What you are asked to do: Which lines below hold the word "Anzahl"? Report each one.

****************

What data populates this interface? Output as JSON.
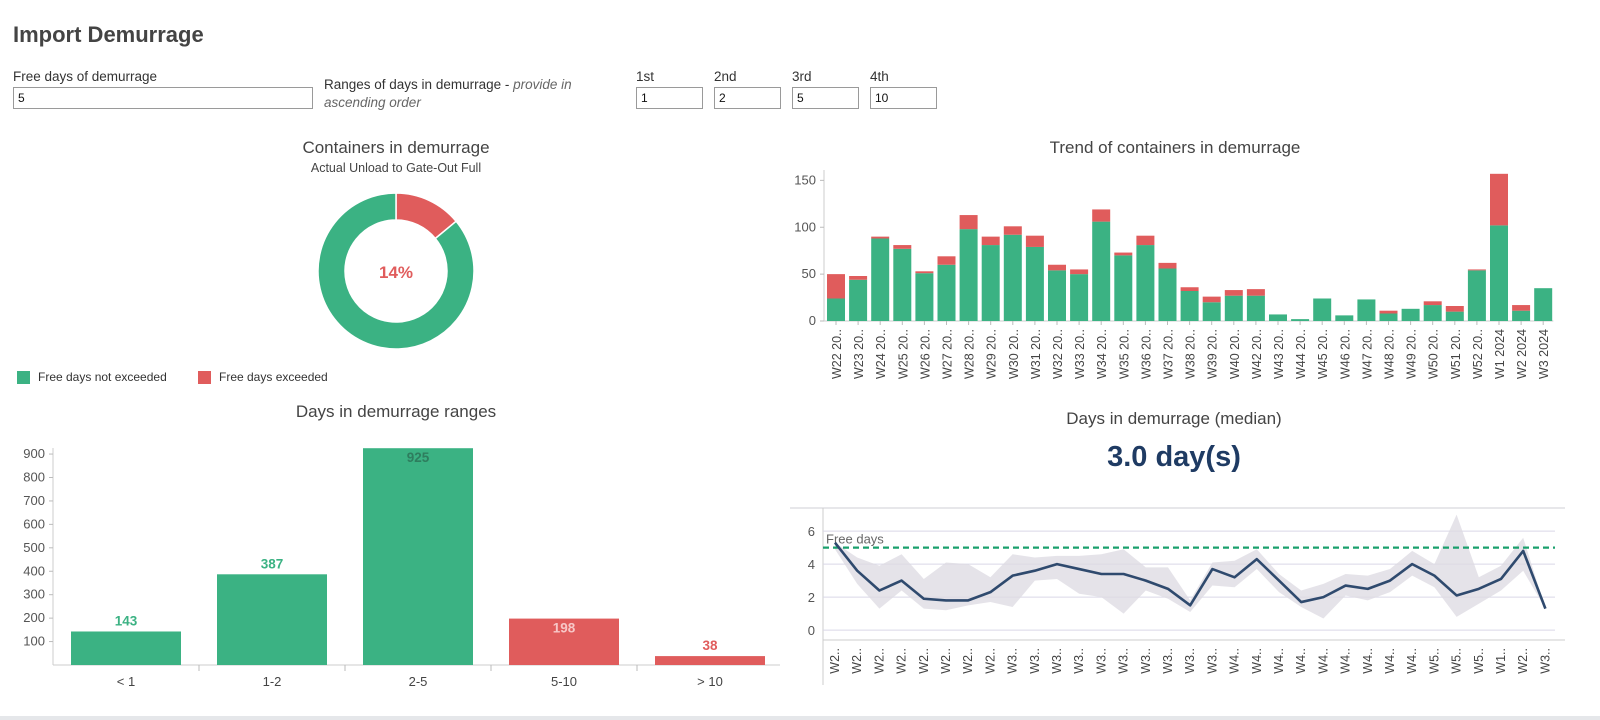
{
  "page": {
    "title": "Import Demurrage"
  },
  "params": {
    "free_days_label": "Free days of demurrage",
    "free_days_value": "5",
    "ranges_label": "Ranges of days in demurrage - ",
    "ranges_hint": "provide in ascending order",
    "range_inputs": [
      {
        "label": "1st",
        "value": "1"
      },
      {
        "label": "2nd",
        "value": "2"
      },
      {
        "label": "3rd",
        "value": "5"
      },
      {
        "label": "4th",
        "value": "10"
      }
    ]
  },
  "colors": {
    "green": "#3bb283",
    "red": "#e05c5c",
    "navy": "#2f4a6e",
    "band": "#dcdae2"
  },
  "chart_data": [
    {
      "id": "containers_in_demurrage",
      "type": "pie",
      "title": "Containers in demurrage",
      "subtitle": "Actual Unload to Gate-Out Full",
      "center_label": "14%",
      "slices": [
        {
          "name": "Free days exceeded",
          "value": 14
        },
        {
          "name": "Free days not exceeded",
          "value": 86
        }
      ],
      "legend": [
        "Free days not exceeded",
        "Free days exceeded"
      ]
    },
    {
      "id": "trend",
      "type": "bar",
      "stacked": true,
      "title": "Trend of containers in demurrage",
      "categories": [
        "W22 20..",
        "W23 20..",
        "W24 20..",
        "W25 20..",
        "W26 20..",
        "W27 20..",
        "W28 20..",
        "W29 20..",
        "W30 20..",
        "W31 20..",
        "W32 20..",
        "W33 20..",
        "W34 20..",
        "W35 20..",
        "W36 20..",
        "W37 20..",
        "W38 20..",
        "W39 20..",
        "W40 20..",
        "W42 20..",
        "W43 20..",
        "W44 20..",
        "W45 20..",
        "W46 20..",
        "W47 20..",
        "W48 20..",
        "W49 20..",
        "W50 20..",
        "W51 20..",
        "W52 20..",
        "W1 2024",
        "W2 2024",
        "W3 2024"
      ],
      "series": [
        {
          "name": "Free days not exceeded",
          "values": [
            24,
            44,
            88,
            77,
            51,
            60,
            98,
            81,
            92,
            79,
            54,
            50,
            106,
            70,
            81,
            56,
            32,
            20,
            27,
            27,
            7,
            2,
            24,
            6,
            23,
            8,
            13,
            17,
            10,
            54,
            102,
            11,
            35
          ]
        },
        {
          "name": "Free days exceeded",
          "values": [
            26,
            4,
            2,
            4,
            2,
            9,
            15,
            9,
            9,
            12,
            6,
            5,
            13,
            3,
            10,
            6,
            4,
            6,
            6,
            7,
            0,
            0,
            0,
            0,
            0,
            3,
            0,
            4,
            6,
            1,
            55,
            6,
            0
          ]
        }
      ],
      "yticks": [
        0,
        50,
        100,
        150
      ],
      "ylim": [
        0,
        160
      ]
    },
    {
      "id": "ranges",
      "type": "bar",
      "title": "Days in demurrage ranges",
      "categories": [
        "< 1",
        "1-2",
        "2-5",
        "5-10",
        "> 10"
      ],
      "values": [
        143,
        387,
        925,
        198,
        38
      ],
      "series_by_bar": [
        "not_exceeded",
        "not_exceeded",
        "not_exceeded",
        "exceeded",
        "exceeded"
      ],
      "yticks": [
        100,
        200,
        300,
        400,
        500,
        600,
        700,
        800,
        900
      ],
      "ylim": [
        0,
        960
      ]
    },
    {
      "id": "median",
      "type": "line",
      "title": "Days in demurrage (median)",
      "kpi": "3.0 day(s)",
      "reference_label": "Free days",
      "reference_value": 5,
      "categories": [
        "W2..",
        "W2..",
        "W2..",
        "W2..",
        "W2..",
        "W2..",
        "W2..",
        "W2..",
        "W3..",
        "W3..",
        "W3..",
        "W3..",
        "W3..",
        "W3..",
        "W3..",
        "W3..",
        "W3..",
        "W3..",
        "W4..",
        "W4..",
        "W4..",
        "W4..",
        "W4..",
        "W4..",
        "W4..",
        "W4..",
        "W4..",
        "W5..",
        "W5..",
        "W5..",
        "W1..",
        "W2..",
        "W3.."
      ],
      "values": [
        5.3,
        3.6,
        2.4,
        3.0,
        1.9,
        1.8,
        1.8,
        2.3,
        3.3,
        3.6,
        4.0,
        3.7,
        3.4,
        3.4,
        3.0,
        2.5,
        1.5,
        3.7,
        3.2,
        4.3,
        3.0,
        1.7,
        2.0,
        2.7,
        2.5,
        3.0,
        4.0,
        3.3,
        2.1,
        2.5,
        3.1,
        4.8,
        1.3
      ],
      "band_low": [
        4.9,
        2.8,
        1.3,
        2.4,
        1.3,
        1.2,
        1.5,
        1.7,
        1.4,
        3.0,
        3.1,
        2.2,
        2.0,
        1.0,
        2.4,
        1.9,
        1.1,
        2.7,
        2.6,
        3.7,
        2.3,
        1.4,
        0.7,
        2.1,
        1.8,
        2.3,
        3.3,
        2.6,
        0.8,
        1.6,
        2.4,
        3.6,
        1.3
      ],
      "band_high": [
        5.3,
        4.4,
        3.9,
        4.6,
        3.1,
        4.1,
        4.0,
        3.2,
        4.6,
        4.4,
        4.5,
        4.5,
        4.6,
        4.9,
        3.8,
        3.8,
        1.8,
        4.1,
        4.2,
        4.9,
        3.4,
        2.4,
        2.8,
        3.4,
        3.3,
        3.7,
        4.8,
        4.0,
        7.0,
        3.2,
        3.9,
        5.6,
        1.3
      ],
      "yticks": [
        0,
        2,
        4,
        6
      ],
      "ylim": [
        -0.6,
        7.4
      ]
    }
  ]
}
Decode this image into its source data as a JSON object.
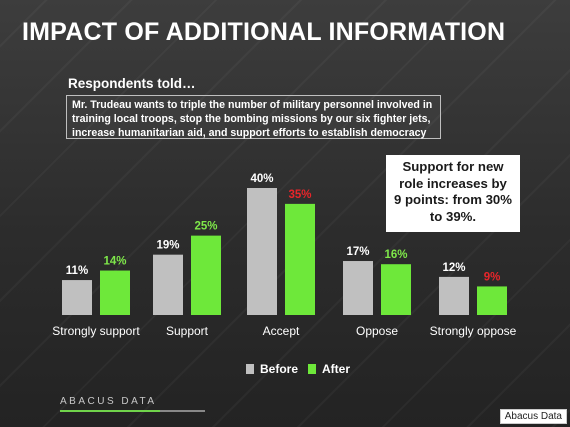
{
  "title": "IMPACT OF ADDITIONAL INFORMATION",
  "subtitle": "Respondents told…",
  "quote": "Mr. Trudeau wants to triple the number of military personnel involved in training local troops, stop the bombing missions by our six fighter jets, increase humanitarian aid, and support efforts to establish democracy",
  "callout": "Support for new role increases by 9 points: from 30% to 39%.",
  "logo": "ABACUS DATA",
  "credit": "Abacus Data",
  "colors": {
    "before": "#c0c0c0",
    "after": "#6ee83a",
    "after_label": "#7fe84a",
    "decrease_label": "#e8252a"
  },
  "chart_data": {
    "type": "bar",
    "categories": [
      "Strongly support",
      "Support",
      "Accept",
      "Oppose",
      "Strongly oppose"
    ],
    "series": [
      {
        "name": "Before",
        "values": [
          11,
          19,
          40,
          17,
          12
        ],
        "labels": [
          "11%",
          "19%",
          "40%",
          "17%",
          "12%"
        ]
      },
      {
        "name": "After",
        "values": [
          14,
          25,
          35,
          16,
          9
        ],
        "labels": [
          "14%",
          "25%",
          "35%",
          "16%",
          "9%"
        ],
        "decrease": [
          false,
          false,
          true,
          false,
          true
        ]
      }
    ],
    "ylim": [
      0,
      40
    ],
    "legend_position": "bottom",
    "grid": false
  }
}
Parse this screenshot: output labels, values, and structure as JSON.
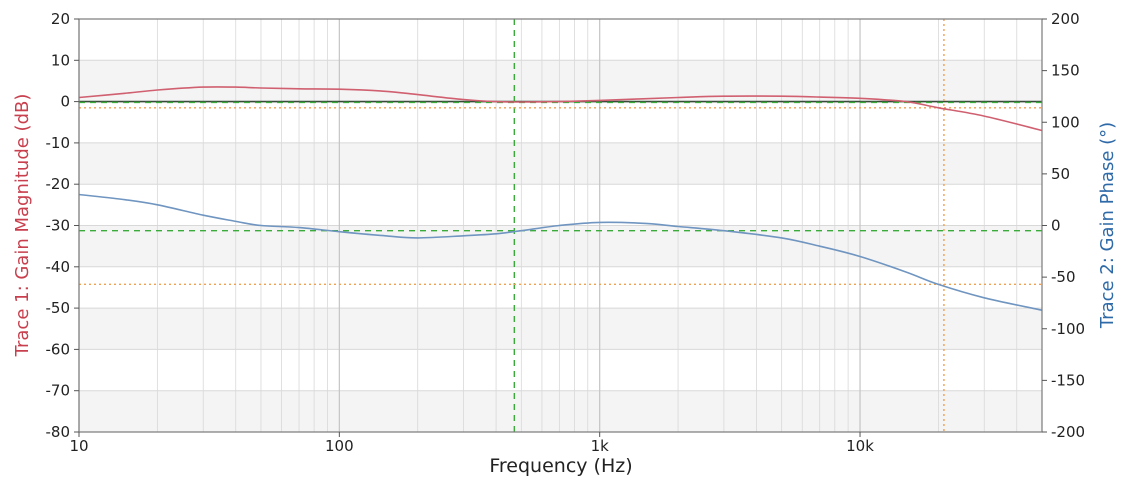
{
  "chart_data": {
    "type": "line",
    "title": "",
    "xlabel": "Frequency (Hz)",
    "ylabel_left": "Trace 1: Gain Magnitude (dB)",
    "ylabel_right": "Trace 2: Gain Phase (°)",
    "x_scale": "log",
    "xlim": [
      10,
      50000
    ],
    "ylim_left": [
      -80,
      20
    ],
    "ylim_right": [
      -200,
      200
    ],
    "x_tick_labels": [
      {
        "value": 10,
        "label": "10"
      },
      {
        "value": 100,
        "label": "100"
      },
      {
        "value": 1000,
        "label": "1k"
      },
      {
        "value": 10000,
        "label": "10k"
      }
    ],
    "y_left_tick_labels": [
      "20",
      "10",
      "0",
      "-10",
      "-20",
      "-30",
      "-40",
      "-50",
      "-60",
      "-70",
      "-80"
    ],
    "y_left_ticks": [
      20,
      10,
      0,
      -10,
      -20,
      -30,
      -40,
      -50,
      -60,
      -70,
      -80
    ],
    "y_right_tick_labels": [
      "200",
      "150",
      "100",
      "50",
      "0",
      "-50",
      "-100",
      "-150",
      "-200"
    ],
    "y_right_ticks": [
      200,
      150,
      100,
      50,
      0,
      -50,
      -100,
      -150,
      -200
    ],
    "grid": true,
    "colors": {
      "trace1": "#d06070",
      "trace2": "#6f95c0",
      "left_axis_label": "#c8404e",
      "right_axis_label": "#2f6aa8",
      "marker_green": "#3aaa3a",
      "marker_orange": "#f0a050",
      "band": "#f4f4f4",
      "grid": "#d8d8d8",
      "reference_line": "#3a4a3a"
    },
    "series": [
      {
        "axis": "left",
        "x": [
          10,
          15,
          20,
          30,
          40,
          50,
          70,
          100,
          150,
          200,
          300,
          400,
          500,
          700,
          1000,
          2000,
          3000,
          5000,
          7000,
          10000,
          15000,
          20000,
          30000,
          50000
        ],
        "values": [
          1.0,
          2.0,
          2.8,
          3.5,
          3.5,
          3.3,
          3.1,
          3.0,
          2.5,
          1.7,
          0.5,
          0.0,
          -0.1,
          0.0,
          0.3,
          1.0,
          1.3,
          1.3,
          1.1,
          0.8,
          0.0,
          -1.5,
          -3.5,
          -7.0
        ]
      },
      {
        "axis": "right",
        "x": [
          10,
          15,
          20,
          30,
          40,
          50,
          70,
          100,
          150,
          200,
          300,
          400,
          500,
          700,
          1000,
          1500,
          2000,
          3000,
          5000,
          7000,
          10000,
          15000,
          20000,
          30000,
          50000
        ],
        "values": [
          30,
          25,
          20,
          10,
          4,
          0,
          -2,
          -6,
          -10,
          -12,
          -10,
          -8,
          -5,
          0,
          3,
          2,
          -1,
          -5,
          -12,
          -20,
          -30,
          -45,
          -57,
          -70,
          -82
        ]
      }
    ],
    "reference_lines": [
      {
        "orientation": "horizontal",
        "axis": "left",
        "value": 0,
        "style": "solid",
        "color_key": "reference_line"
      }
    ],
    "markers": [
      {
        "orientation": "vertical",
        "x": 470,
        "style": "dashed",
        "color_key": "marker_green"
      },
      {
        "orientation": "horizontal",
        "axis": "left",
        "value": -0.2,
        "style": "dashed",
        "color_key": "marker_green"
      },
      {
        "orientation": "horizontal",
        "axis": "right",
        "value": -5,
        "style": "dashed",
        "color_key": "marker_green"
      },
      {
        "orientation": "vertical",
        "x": 21000,
        "style": "dotted",
        "color_key": "marker_orange"
      },
      {
        "orientation": "horizontal",
        "axis": "left",
        "value": -1.5,
        "style": "dotted",
        "color_key": "marker_orange"
      },
      {
        "orientation": "horizontal",
        "axis": "right",
        "value": -57,
        "style": "dotted",
        "color_key": "marker_orange"
      }
    ]
  }
}
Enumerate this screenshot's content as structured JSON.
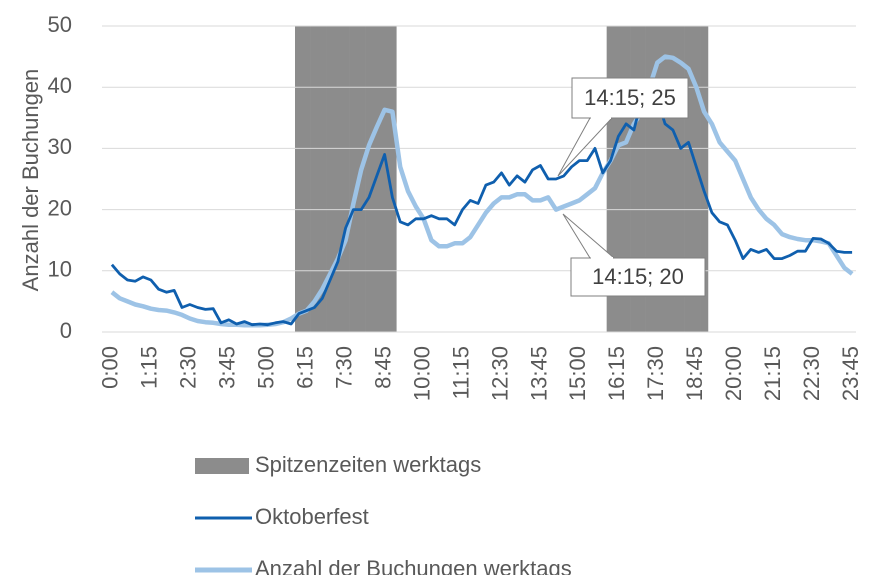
{
  "chart_data": {
    "type": "line",
    "y_label": "Anzahl der Buchungen",
    "ylim": [
      0,
      50
    ],
    "yticks": [
      0,
      10,
      20,
      30,
      40,
      50
    ],
    "grid": true,
    "legend": "bottom",
    "categories": [
      "0:00",
      null,
      null,
      null,
      null,
      "1:15",
      null,
      null,
      null,
      null,
      "2:30",
      null,
      null,
      null,
      null,
      "3:45",
      null,
      null,
      null,
      null,
      "5:00",
      null,
      null,
      null,
      null,
      "6:15",
      null,
      null,
      null,
      null,
      "7:30",
      null,
      null,
      null,
      null,
      "8:45",
      null,
      null,
      null,
      null,
      "10:00",
      null,
      null,
      null,
      null,
      "11:15",
      null,
      null,
      null,
      null,
      "12:30",
      null,
      null,
      null,
      null,
      "13:45",
      null,
      null,
      null,
      null,
      "15:00",
      null,
      null,
      null,
      null,
      "16:15",
      null,
      null,
      null,
      null,
      "17:30",
      null,
      null,
      null,
      null,
      "18:45",
      null,
      null,
      null,
      null,
      "20:00",
      null,
      null,
      null,
      null,
      "21:15",
      null,
      null,
      null,
      null,
      "22:30",
      null,
      null,
      null,
      null,
      "23:45"
    ],
    "series": [
      {
        "name": "Spitzenzeiten werktags",
        "type": "bar",
        "color": "#8c8c8c",
        "values": [
          null,
          null,
          null,
          null,
          null,
          null,
          null,
          null,
          null,
          null,
          null,
          null,
          null,
          null,
          null,
          null,
          null,
          null,
          null,
          null,
          null,
          null,
          null,
          null,
          50,
          50,
          50,
          50,
          50,
          50,
          50,
          50,
          50,
          50,
          50,
          50,
          50,
          null,
          null,
          null,
          null,
          null,
          null,
          null,
          null,
          null,
          null,
          null,
          null,
          null,
          null,
          null,
          null,
          null,
          null,
          null,
          null,
          null,
          null,
          null,
          null,
          null,
          null,
          null,
          50,
          50,
          50,
          50,
          50,
          50,
          50,
          50,
          50,
          50,
          50,
          50,
          50,
          null,
          null,
          null,
          null,
          null,
          null,
          null,
          null,
          null,
          null,
          null,
          null,
          null,
          null,
          null,
          null,
          null,
          null,
          null
        ]
      },
      {
        "name": "Oktoberfest",
        "type": "line",
        "color": "#0f5fae",
        "values": [
          11,
          9.5,
          8.5,
          8.3,
          9,
          8.5,
          7,
          6.5,
          6.8,
          4,
          4.5,
          4,
          3.7,
          3.8,
          1.5,
          2,
          1.3,
          1.7,
          1.2,
          1.3,
          1.2,
          1.5,
          1.7,
          1.3,
          3,
          3.5,
          4,
          5.5,
          8.5,
          11.5,
          17,
          20,
          20,
          22,
          25.5,
          29,
          22,
          18,
          17.5,
          18.5,
          18.5,
          19,
          18.5,
          18.5,
          17.5,
          20,
          21.5,
          21,
          24,
          24.5,
          26,
          24,
          25.5,
          24.5,
          26.5,
          27.2,
          25,
          25,
          25.5,
          27,
          28,
          28,
          30,
          26,
          28,
          32,
          34,
          33,
          38,
          40,
          38,
          34,
          33,
          30,
          31,
          27,
          23,
          19.5,
          18,
          17.5,
          15,
          12,
          13.5,
          13,
          13.5,
          12,
          12,
          12.5,
          13.2,
          13.2,
          15.3,
          15.2,
          14.5,
          13.2,
          13,
          13
        ]
      },
      {
        "name": "Anzahl der Buchungen werktags",
        "type": "line",
        "color": "#9dc3e6",
        "values": [
          6.5,
          5.5,
          5,
          4.5,
          4.2,
          3.8,
          3.6,
          3.5,
          3.2,
          2.8,
          2.2,
          1.8,
          1.6,
          1.5,
          1.3,
          1.2,
          1.2,
          1.1,
          1.1,
          1.1,
          1.2,
          1.3,
          1.6,
          2.2,
          3,
          3.5,
          5,
          7,
          9.5,
          12,
          15,
          21,
          26.5,
          30.5,
          33.5,
          36.3,
          36,
          27,
          23,
          20.5,
          18.5,
          15,
          14,
          14,
          14.5,
          14.5,
          15.5,
          17.5,
          19.5,
          21,
          22,
          22,
          22.5,
          22.5,
          21.5,
          21.5,
          22,
          20,
          20.5,
          21,
          21.5,
          22.5,
          23.5,
          26,
          28,
          30.5,
          31,
          34,
          36,
          40,
          44,
          45,
          44.8,
          44,
          43,
          40,
          36,
          34,
          31,
          29.5,
          28,
          25,
          22,
          20,
          18.5,
          17.5,
          16,
          15.5,
          15.2,
          15,
          15,
          14.8,
          14.5,
          12.5,
          10.5,
          9.5
        ]
      }
    ],
    "annotations": [
      "14:15; 25",
      "14:15; 20"
    ]
  }
}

****************

Exercise answer:
    "y_label": "Anzahl der Buchungen",
        "name": "Anzahl der Buchungen werktags",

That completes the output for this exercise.